Objective –
Below is a block of records: output all of them exactly and leave out the pictures.

......

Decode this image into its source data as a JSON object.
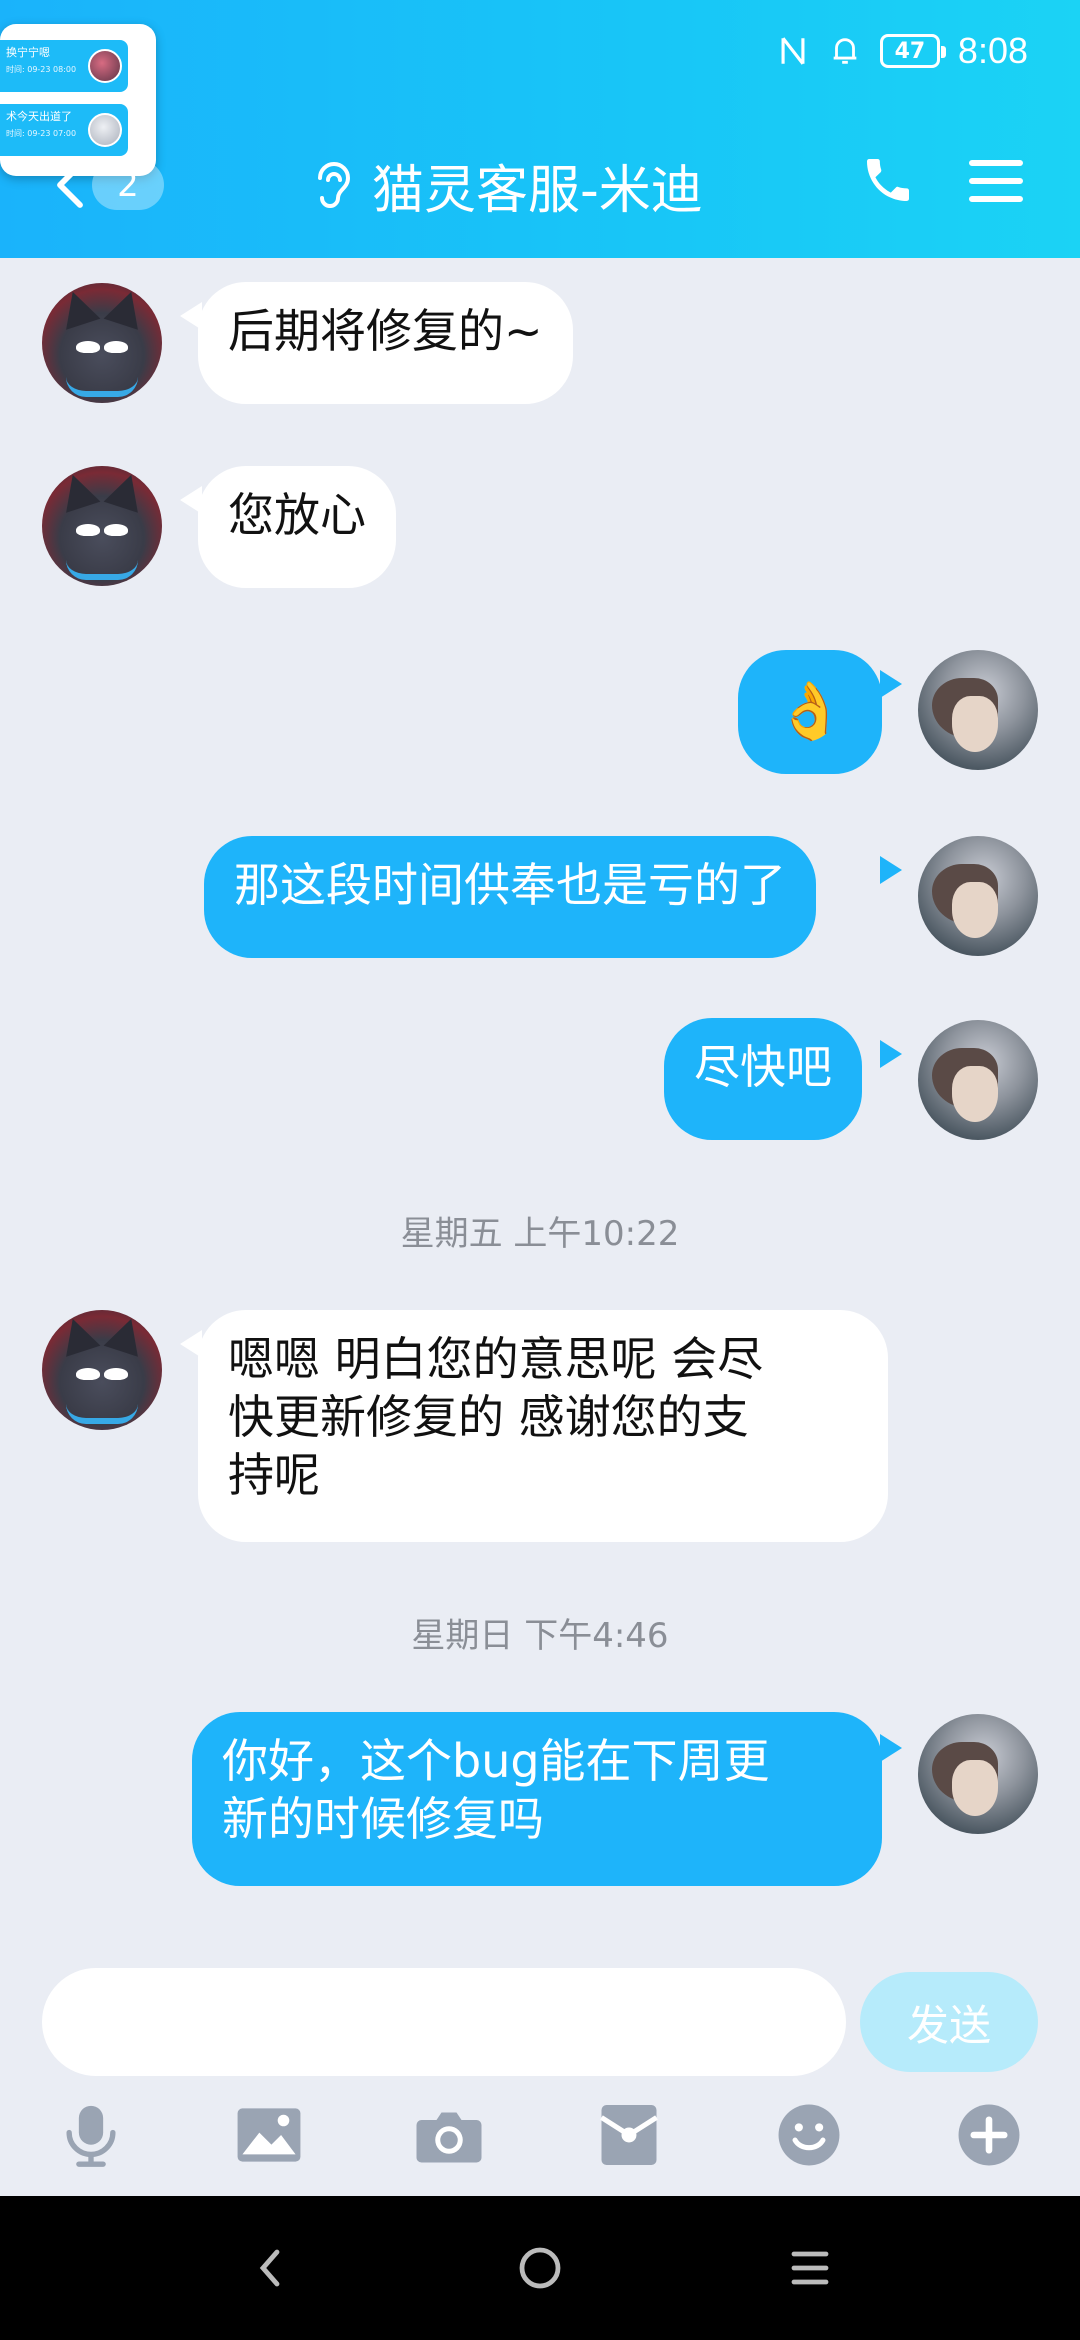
{
  "status_bar": {
    "time": "8:08",
    "battery": "47"
  },
  "notifications": [
    {
      "text": "换宁宁嗯",
      "time": "时间: 09-23 08:00"
    },
    {
      "text": "术今天出道了",
      "time": "时间: 09-23 07:00"
    }
  ],
  "header": {
    "unread_badge": "2",
    "title": "猫灵客服-米迪"
  },
  "messages": [
    {
      "side": "in",
      "text": "后期将修复的~"
    },
    {
      "side": "in",
      "text": "您放心"
    },
    {
      "side": "out",
      "emoji": "👌"
    },
    {
      "side": "out",
      "text": "那这段时间供奉也是亏的了"
    },
    {
      "side": "out",
      "text": "尽快吧"
    },
    {
      "timestamp": "星期五 上午10:22"
    },
    {
      "side": "in",
      "text_lines": [
        "嗯嗯 明白您的意思呢 会尽",
        "快更新修复的 感谢您的支",
        "持呢"
      ]
    },
    {
      "timestamp": "星期日 下午4:46"
    },
    {
      "side": "out",
      "text_lines": [
        "你好，这个bug能在下周更",
        "新的时候修复吗"
      ]
    }
  ],
  "input": {
    "placeholder": "",
    "send_label": "发送"
  },
  "toolbar_icons": [
    "microphone-icon",
    "image-icon",
    "camera-icon",
    "red-packet-icon",
    "emoji-icon",
    "plus-icon"
  ],
  "colors": {
    "header_start": "#1ab3fb",
    "header_end": "#1bd3f5",
    "bubble_out": "#1eb4fa",
    "bubble_in": "#ffffff",
    "background": "#eaedf4",
    "send_disabled": "#b6ebfb"
  }
}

......

The result –
Decode this image into its source data as a JSON object.
{
  "status_bar": {
    "time": "8:08",
    "battery": "47"
  },
  "notifications": [
    {
      "text": "换宁宁嗯",
      "time": "时间: 09-23 08:00"
    },
    {
      "text": "术今天出道了",
      "time": "时间: 09-23 07:00"
    }
  ],
  "header": {
    "unread_badge": "2",
    "title": "猫灵客服-米迪"
  },
  "messages": [
    {
      "side": "in",
      "text": "后期将修复的~"
    },
    {
      "side": "in",
      "text": "您放心"
    },
    {
      "side": "out",
      "emoji": "👌"
    },
    {
      "side": "out",
      "text": "那这段时间供奉也是亏的了"
    },
    {
      "side": "out",
      "text": "尽快吧"
    },
    {
      "timestamp": "星期五 上午10:22"
    },
    {
      "side": "in",
      "text_lines": [
        "嗯嗯 明白您的意思呢 会尽",
        "快更新修复的 感谢您的支",
        "持呢"
      ]
    },
    {
      "timestamp": "星期日 下午4:46"
    },
    {
      "side": "out",
      "text_lines": [
        "你好，这个bug能在下周更",
        "新的时候修复吗"
      ]
    }
  ],
  "input": {
    "placeholder": "",
    "send_label": "发送"
  },
  "toolbar_icons": [
    "microphone-icon",
    "image-icon",
    "camera-icon",
    "red-packet-icon",
    "emoji-icon",
    "plus-icon"
  ],
  "colors": {
    "header_start": "#1ab3fb",
    "header_end": "#1bd3f5",
    "bubble_out": "#1eb4fa",
    "bubble_in": "#ffffff",
    "background": "#eaedf4",
    "send_disabled": "#b6ebfb"
  }
}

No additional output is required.